# Start of Dataset extract

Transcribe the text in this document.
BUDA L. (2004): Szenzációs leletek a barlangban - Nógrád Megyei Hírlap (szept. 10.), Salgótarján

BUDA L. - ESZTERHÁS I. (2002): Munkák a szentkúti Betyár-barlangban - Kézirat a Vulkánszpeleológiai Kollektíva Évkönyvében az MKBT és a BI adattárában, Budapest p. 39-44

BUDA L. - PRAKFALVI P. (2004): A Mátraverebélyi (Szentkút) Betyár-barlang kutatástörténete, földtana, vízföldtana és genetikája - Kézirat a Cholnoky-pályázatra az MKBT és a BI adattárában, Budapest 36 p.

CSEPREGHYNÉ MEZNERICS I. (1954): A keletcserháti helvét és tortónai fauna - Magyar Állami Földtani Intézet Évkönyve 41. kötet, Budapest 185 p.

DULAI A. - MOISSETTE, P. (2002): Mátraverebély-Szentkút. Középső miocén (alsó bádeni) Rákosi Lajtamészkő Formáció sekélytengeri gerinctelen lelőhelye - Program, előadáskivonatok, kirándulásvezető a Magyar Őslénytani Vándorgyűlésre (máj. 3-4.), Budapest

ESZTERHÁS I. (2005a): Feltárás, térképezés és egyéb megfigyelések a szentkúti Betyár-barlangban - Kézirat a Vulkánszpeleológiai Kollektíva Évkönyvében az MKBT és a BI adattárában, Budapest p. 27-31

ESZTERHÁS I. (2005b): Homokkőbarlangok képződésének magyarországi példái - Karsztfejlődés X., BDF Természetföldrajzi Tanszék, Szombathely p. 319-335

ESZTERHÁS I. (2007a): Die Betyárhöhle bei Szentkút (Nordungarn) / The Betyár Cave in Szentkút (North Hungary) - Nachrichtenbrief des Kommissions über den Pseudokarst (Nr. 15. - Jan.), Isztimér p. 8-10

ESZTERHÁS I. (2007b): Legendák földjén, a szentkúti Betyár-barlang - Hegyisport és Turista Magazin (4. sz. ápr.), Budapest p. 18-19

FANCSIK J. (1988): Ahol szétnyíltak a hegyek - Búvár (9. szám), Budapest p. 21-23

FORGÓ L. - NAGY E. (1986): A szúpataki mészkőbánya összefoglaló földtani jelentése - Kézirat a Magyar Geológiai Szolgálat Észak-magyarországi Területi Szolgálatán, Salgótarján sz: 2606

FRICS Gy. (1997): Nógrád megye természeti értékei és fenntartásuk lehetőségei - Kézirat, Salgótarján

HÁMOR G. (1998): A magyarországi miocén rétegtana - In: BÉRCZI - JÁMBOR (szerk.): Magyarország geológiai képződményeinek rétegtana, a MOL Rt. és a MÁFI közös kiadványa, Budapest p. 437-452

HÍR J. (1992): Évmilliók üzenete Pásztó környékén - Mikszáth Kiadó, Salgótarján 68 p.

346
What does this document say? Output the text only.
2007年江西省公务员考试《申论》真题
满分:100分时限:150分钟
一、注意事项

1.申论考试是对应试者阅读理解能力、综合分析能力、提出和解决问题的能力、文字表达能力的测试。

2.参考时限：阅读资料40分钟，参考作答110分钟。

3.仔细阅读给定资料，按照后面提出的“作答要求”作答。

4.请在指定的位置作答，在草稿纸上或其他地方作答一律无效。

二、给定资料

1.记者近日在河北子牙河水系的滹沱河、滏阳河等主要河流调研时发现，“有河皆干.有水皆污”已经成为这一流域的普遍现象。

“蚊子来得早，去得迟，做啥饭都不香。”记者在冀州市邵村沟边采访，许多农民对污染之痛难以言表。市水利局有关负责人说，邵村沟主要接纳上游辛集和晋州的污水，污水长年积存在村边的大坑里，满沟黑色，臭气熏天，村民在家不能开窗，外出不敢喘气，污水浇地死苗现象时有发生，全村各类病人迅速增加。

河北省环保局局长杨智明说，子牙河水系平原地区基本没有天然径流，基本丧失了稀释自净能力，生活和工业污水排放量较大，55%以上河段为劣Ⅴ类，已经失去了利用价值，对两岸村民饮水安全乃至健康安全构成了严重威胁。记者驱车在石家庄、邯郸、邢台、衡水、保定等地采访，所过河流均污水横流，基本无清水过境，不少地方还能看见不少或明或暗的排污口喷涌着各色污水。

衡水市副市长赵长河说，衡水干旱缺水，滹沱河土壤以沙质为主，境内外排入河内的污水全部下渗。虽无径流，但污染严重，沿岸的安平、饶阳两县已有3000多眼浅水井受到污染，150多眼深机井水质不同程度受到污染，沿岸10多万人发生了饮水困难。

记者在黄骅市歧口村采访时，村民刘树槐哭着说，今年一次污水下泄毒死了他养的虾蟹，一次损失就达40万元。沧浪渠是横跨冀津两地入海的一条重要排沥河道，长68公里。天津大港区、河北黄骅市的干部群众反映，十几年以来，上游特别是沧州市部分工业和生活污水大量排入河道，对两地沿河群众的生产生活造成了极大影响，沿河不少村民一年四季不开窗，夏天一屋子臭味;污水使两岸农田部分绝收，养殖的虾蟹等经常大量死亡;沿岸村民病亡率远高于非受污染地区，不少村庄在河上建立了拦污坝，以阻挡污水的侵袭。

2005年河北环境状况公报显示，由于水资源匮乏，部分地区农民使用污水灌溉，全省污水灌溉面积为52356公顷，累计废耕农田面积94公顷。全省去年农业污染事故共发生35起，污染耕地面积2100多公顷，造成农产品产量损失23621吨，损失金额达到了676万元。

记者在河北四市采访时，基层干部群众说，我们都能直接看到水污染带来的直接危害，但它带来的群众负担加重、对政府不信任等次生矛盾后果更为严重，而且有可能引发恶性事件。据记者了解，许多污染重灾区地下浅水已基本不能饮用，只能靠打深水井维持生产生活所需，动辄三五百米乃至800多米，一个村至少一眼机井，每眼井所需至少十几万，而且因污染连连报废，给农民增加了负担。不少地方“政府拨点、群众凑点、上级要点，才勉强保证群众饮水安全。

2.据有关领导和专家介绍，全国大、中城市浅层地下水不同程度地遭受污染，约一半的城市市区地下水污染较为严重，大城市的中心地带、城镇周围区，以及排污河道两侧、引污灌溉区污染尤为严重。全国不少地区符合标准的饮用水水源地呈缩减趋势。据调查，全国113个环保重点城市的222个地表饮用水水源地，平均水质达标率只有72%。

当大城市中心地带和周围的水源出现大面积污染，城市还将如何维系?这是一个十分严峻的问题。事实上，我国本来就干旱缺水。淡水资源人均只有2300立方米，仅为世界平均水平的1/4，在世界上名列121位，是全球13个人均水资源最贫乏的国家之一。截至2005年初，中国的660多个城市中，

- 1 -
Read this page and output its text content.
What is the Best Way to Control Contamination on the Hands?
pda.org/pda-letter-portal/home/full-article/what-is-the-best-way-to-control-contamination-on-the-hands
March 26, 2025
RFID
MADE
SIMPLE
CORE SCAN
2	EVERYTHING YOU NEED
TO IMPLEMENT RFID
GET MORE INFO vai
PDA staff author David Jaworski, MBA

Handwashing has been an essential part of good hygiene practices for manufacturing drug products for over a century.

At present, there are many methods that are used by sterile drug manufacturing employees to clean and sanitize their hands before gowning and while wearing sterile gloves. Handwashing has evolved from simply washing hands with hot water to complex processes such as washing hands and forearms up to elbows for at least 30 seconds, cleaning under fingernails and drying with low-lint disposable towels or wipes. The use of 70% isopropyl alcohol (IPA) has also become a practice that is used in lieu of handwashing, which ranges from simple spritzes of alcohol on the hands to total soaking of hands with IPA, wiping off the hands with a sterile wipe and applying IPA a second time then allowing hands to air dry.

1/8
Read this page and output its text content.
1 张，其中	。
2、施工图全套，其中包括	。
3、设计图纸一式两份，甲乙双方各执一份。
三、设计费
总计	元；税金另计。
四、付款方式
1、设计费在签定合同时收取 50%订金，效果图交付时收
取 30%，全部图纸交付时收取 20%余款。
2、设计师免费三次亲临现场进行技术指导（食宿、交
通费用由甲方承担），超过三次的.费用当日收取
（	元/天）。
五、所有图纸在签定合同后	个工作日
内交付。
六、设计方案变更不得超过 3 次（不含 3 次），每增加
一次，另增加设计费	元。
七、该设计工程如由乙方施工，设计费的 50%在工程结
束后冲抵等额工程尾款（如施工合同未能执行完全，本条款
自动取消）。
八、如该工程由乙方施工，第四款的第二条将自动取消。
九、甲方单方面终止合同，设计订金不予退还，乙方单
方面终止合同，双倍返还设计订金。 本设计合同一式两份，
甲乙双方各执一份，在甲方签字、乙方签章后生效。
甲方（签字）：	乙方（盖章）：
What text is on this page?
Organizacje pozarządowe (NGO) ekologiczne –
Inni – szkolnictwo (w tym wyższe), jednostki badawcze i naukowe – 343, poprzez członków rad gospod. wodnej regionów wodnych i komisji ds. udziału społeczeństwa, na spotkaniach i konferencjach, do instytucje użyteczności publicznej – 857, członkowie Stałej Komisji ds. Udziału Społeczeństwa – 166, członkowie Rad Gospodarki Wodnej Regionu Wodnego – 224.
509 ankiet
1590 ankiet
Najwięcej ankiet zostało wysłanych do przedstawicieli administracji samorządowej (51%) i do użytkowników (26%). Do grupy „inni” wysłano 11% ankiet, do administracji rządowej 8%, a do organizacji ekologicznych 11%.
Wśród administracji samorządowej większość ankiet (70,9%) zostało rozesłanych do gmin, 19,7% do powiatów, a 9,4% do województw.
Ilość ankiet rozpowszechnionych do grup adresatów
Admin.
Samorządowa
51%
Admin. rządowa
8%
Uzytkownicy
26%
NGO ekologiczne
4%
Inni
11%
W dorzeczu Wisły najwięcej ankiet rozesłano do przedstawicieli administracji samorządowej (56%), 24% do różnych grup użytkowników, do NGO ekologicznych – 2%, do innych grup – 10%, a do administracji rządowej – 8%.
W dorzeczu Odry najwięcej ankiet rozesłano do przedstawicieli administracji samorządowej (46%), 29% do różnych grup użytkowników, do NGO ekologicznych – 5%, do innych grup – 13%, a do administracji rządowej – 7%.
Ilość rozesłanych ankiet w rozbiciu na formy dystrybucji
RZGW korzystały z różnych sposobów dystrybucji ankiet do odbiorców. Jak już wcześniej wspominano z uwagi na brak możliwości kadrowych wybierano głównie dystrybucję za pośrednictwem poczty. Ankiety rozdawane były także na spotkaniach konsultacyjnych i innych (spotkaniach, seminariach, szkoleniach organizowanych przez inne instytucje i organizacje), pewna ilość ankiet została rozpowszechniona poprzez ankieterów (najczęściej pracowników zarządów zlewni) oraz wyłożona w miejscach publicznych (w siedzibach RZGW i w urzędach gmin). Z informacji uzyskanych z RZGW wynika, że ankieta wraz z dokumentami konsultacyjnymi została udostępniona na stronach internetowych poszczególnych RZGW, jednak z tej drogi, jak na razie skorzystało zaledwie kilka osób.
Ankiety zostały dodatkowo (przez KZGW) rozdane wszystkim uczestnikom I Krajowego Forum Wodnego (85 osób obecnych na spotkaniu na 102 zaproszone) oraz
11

# End of Dataset extract

Your instructions ::
Using the entries above, return each line in which the word "dorzeczu" occurs.

Result ::
W dorzeczu Wisły najwięcej ankiet rozesłano do przedstawicieli administracji samorządowej (56%), 24% do różnych grup użytkowników, do NGO ekologicznych – 2%, do innych grup – 10%, a do administracji rządowej – 8%.
W dorzeczu Odry najwięcej ankiet rozesłano do przedstawicieli administracji samorządowej (46%), 29% do różnych grup użytkowników, do NGO ekologicznych – 5%, do innych grup – 13%, a do administracji rządowej – 7%.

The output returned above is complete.